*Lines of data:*

◆ ◆ ◆ ◆ ◆

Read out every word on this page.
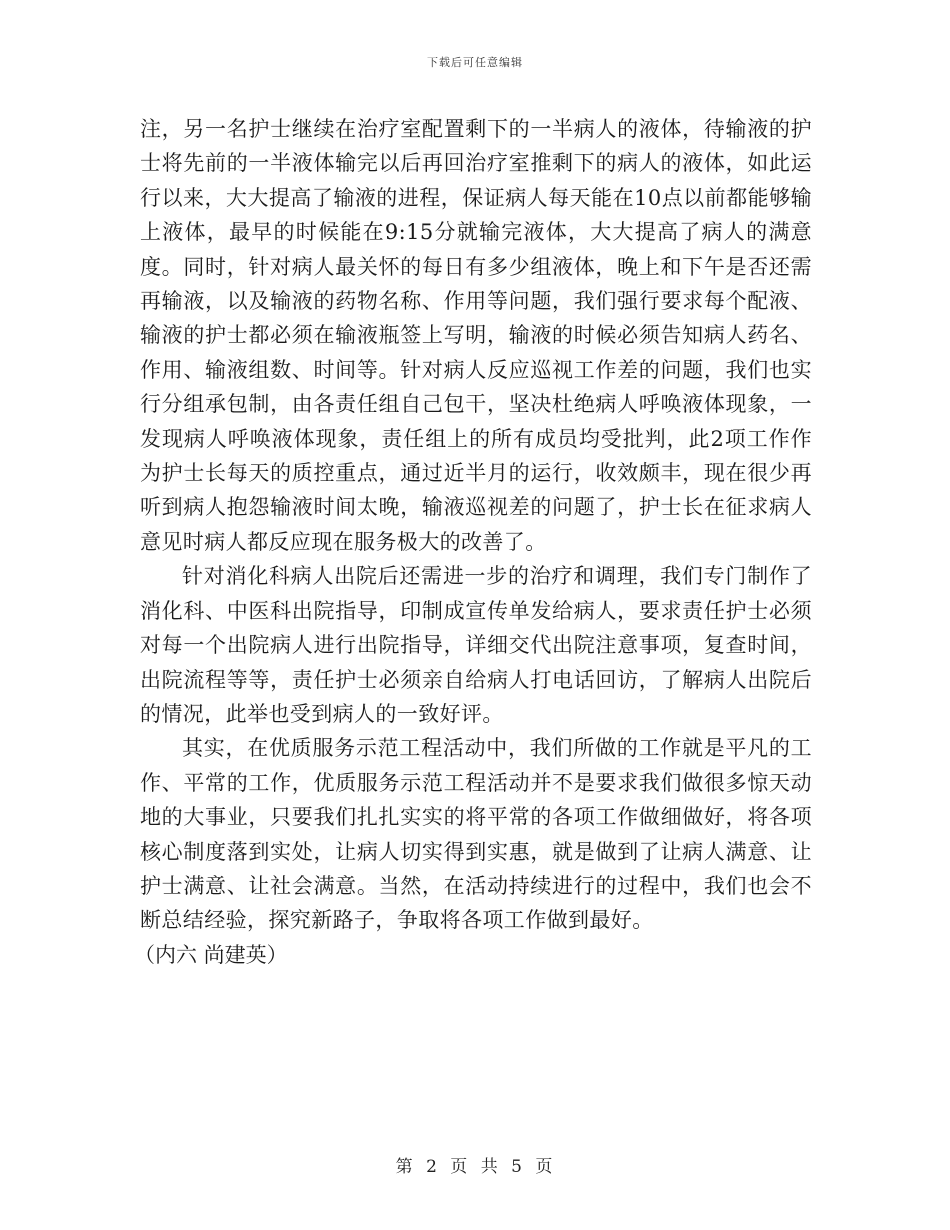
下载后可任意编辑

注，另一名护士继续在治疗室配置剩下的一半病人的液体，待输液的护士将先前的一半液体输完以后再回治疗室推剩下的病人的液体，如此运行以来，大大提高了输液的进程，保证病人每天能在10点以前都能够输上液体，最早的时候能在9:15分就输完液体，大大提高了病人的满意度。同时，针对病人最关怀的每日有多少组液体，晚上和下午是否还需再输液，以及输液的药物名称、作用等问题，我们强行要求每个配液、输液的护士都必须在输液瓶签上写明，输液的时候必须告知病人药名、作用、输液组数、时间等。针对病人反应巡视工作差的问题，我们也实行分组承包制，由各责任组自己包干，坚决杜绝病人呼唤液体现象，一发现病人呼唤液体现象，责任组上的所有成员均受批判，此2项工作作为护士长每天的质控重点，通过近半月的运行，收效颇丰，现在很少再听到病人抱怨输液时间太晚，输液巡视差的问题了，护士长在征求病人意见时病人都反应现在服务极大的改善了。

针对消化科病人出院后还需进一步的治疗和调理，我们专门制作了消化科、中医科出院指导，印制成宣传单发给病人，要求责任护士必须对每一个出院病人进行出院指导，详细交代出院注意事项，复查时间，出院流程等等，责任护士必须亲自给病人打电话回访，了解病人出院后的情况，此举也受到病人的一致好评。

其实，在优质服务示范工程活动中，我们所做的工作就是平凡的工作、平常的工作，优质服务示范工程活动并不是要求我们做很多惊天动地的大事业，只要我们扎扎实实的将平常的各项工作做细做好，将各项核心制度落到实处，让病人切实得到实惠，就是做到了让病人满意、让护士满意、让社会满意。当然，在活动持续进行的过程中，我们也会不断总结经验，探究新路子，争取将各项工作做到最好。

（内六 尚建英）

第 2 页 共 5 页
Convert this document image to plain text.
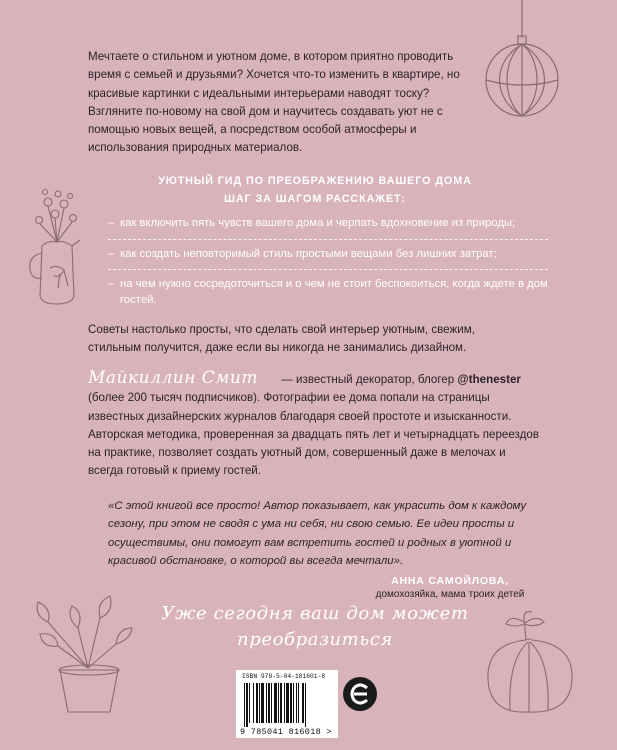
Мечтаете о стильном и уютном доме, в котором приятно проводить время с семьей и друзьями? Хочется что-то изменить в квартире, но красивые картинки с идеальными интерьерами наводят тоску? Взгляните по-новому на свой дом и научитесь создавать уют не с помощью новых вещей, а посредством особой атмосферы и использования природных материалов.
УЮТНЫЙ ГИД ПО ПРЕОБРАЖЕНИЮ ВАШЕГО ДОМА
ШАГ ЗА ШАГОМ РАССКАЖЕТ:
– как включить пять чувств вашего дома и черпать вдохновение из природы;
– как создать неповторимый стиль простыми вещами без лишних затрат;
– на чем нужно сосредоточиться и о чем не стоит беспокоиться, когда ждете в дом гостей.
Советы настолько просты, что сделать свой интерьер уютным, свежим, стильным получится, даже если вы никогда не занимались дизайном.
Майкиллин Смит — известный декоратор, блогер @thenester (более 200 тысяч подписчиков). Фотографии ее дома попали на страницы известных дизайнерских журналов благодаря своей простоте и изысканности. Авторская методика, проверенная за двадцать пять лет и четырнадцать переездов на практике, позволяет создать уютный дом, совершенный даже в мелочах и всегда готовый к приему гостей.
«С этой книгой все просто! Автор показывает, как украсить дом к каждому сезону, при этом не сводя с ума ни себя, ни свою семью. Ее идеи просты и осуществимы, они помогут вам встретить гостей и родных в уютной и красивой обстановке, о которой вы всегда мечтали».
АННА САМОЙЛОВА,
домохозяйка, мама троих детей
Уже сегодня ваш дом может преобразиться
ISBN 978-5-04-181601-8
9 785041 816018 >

◆ ◆ ◆ ◆ ◆

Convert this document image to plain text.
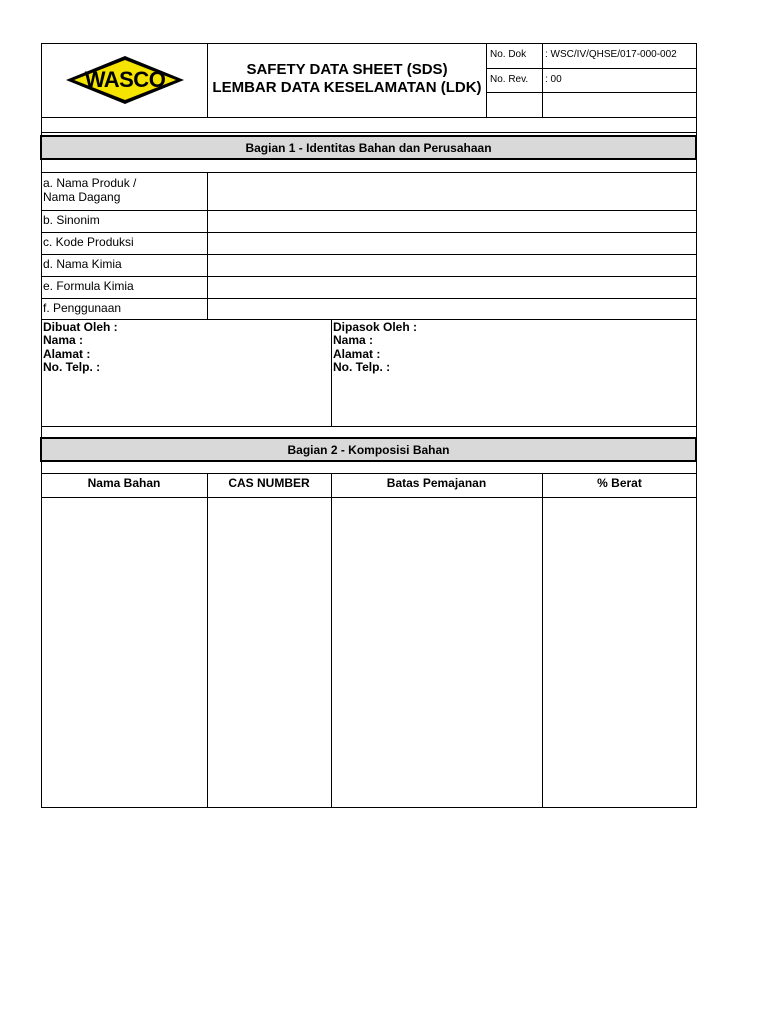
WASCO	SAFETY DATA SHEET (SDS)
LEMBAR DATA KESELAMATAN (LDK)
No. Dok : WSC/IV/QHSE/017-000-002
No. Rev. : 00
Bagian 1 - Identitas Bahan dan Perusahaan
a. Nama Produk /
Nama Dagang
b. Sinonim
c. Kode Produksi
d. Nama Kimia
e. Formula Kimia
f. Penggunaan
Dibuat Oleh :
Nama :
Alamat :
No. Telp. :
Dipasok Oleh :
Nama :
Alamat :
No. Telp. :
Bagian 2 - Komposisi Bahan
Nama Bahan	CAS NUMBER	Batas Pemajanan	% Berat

◆ ◆ ◆ ◆ ◆

*STATED PROBLEM:*
Only the number is wanted: how many lines in the entries above contain the word "Bagian"?

*OUTPUT FOR THIS EXERCISE:*
2